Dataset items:
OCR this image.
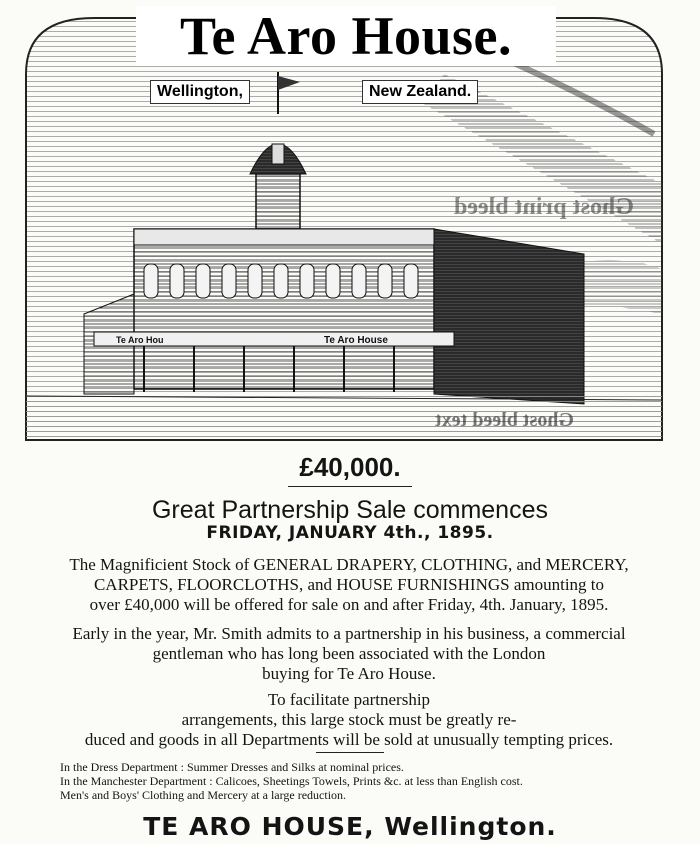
Ghost print bleed
Te Aro House
Te Aro Hou
Ghost bleed text
Te Aro House.
Wellington,	New Zealand.
£40,000.
Great Partnership Sale commences
FRIDAY, JANUARY 4th., 1895.
The Magnificient Stock of GENERAL DRAPERY, CLOTHING, and MERCERY,
CARPETS, FLOORCLOTHS, and HOUSE FURNISHINGS amounting to
over £40,000 will be offered for sale on and after Friday, 4th. January, 1895.
Early in the year, Mr. Smith admits to a partnership in his business, a commercial
gentleman who has long been associated with the London
buying for Te Aro House.
To facilitate partnership
arrangements, this large stock must be greatly re-
duced and goods in all Departments will be sold at unusually tempting prices.
In the Dress Department : Summer Dresses and Silks at nominal prices.
In the Manchester Department : Calicoes, Sheetings Towels, Prints &c. at less than English cost.
Men's and Boys' Clothing and Mercery at a large reduction.
TE ARO HOUSE, Wellington.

**GIVEN PROBLEM**
Report all lines of the material that contain the word "will".

**RESULT OF THE TASK**
over £40,000 will be offered for sale on and after Friday, 4th. January, 1895.
duced and goods in all Departments will be sold at unusually tempting prices.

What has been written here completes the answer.